Your goal - Count how many lines of the records below contain the string "more", and reply with that number only.

Exercise data -
···

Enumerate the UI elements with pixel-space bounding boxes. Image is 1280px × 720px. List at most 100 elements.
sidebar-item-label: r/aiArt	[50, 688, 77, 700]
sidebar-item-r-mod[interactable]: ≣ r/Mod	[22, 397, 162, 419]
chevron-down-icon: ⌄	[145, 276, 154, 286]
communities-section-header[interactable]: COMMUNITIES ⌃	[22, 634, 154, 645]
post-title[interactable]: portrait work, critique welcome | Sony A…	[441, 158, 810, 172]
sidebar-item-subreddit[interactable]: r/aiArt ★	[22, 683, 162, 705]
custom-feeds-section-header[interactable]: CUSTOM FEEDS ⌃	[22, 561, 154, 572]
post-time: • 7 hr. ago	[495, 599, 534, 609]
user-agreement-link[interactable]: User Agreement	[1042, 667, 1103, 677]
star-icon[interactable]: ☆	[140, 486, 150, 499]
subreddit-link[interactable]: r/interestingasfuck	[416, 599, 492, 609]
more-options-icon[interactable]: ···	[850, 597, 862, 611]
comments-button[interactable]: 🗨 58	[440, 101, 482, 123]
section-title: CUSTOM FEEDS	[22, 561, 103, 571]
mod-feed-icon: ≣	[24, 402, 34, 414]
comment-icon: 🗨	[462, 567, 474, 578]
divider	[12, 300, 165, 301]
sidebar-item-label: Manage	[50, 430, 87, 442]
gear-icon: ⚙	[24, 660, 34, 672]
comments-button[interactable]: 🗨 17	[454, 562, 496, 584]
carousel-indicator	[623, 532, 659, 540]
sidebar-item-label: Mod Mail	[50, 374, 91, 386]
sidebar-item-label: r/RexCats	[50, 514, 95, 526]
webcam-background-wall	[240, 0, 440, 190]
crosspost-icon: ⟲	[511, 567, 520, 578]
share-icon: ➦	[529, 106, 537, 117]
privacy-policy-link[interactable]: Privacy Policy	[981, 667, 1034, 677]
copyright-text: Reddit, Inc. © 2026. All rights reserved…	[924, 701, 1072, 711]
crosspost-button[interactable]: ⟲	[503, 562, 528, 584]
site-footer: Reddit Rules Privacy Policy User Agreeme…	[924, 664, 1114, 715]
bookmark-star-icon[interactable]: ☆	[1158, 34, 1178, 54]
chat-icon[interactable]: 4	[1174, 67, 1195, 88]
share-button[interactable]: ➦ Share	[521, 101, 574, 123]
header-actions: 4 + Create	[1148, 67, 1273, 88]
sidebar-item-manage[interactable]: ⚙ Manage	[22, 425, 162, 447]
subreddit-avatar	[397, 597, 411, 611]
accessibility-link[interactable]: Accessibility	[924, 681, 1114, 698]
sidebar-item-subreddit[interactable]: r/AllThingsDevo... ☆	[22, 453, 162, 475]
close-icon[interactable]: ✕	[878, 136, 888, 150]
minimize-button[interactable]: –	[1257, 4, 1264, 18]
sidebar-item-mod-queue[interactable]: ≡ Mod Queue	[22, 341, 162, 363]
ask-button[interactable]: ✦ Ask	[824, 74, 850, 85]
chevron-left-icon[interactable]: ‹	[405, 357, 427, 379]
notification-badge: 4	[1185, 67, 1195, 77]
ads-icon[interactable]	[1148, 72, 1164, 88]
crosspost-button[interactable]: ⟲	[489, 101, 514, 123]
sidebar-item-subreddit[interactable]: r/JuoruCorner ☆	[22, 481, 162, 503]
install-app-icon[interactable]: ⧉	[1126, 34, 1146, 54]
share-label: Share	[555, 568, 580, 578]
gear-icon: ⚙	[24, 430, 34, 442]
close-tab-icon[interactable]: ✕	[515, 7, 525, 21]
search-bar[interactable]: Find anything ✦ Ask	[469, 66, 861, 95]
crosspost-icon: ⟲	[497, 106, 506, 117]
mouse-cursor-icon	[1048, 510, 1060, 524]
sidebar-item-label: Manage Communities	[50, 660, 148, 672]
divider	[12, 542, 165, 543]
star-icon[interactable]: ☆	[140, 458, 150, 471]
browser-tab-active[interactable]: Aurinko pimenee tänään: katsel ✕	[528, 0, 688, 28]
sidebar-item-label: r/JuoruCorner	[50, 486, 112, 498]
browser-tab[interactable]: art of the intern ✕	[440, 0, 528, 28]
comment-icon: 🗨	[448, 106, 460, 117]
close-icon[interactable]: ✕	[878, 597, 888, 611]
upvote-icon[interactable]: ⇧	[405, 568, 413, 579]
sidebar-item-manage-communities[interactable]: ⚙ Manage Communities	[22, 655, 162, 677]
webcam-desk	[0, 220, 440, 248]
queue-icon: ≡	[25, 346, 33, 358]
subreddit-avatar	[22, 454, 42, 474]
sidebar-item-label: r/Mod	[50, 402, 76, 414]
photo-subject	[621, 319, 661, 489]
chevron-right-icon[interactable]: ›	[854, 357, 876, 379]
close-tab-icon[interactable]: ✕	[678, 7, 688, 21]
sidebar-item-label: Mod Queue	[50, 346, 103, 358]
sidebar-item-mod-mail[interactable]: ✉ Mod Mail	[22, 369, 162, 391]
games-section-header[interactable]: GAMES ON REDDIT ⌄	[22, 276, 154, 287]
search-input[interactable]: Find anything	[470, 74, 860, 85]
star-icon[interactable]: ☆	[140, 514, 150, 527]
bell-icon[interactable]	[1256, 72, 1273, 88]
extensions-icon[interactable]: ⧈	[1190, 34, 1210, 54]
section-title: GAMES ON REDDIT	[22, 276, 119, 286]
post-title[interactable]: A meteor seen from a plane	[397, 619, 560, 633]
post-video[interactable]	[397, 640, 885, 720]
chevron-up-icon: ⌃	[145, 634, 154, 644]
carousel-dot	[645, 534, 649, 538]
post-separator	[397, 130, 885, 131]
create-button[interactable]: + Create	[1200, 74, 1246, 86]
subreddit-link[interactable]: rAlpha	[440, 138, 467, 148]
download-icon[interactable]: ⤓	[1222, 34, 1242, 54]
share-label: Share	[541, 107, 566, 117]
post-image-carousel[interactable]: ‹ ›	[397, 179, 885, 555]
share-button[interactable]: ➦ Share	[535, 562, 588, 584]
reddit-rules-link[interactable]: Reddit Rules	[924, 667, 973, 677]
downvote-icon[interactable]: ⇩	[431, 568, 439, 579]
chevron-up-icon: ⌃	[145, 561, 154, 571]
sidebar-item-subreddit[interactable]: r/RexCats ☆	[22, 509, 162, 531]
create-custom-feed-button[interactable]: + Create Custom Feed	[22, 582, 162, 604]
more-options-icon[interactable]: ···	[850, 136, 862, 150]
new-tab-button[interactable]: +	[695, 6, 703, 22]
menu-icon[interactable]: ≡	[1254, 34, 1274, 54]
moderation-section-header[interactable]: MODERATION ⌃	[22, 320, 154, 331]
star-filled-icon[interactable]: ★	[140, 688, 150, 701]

···

Final answer - 2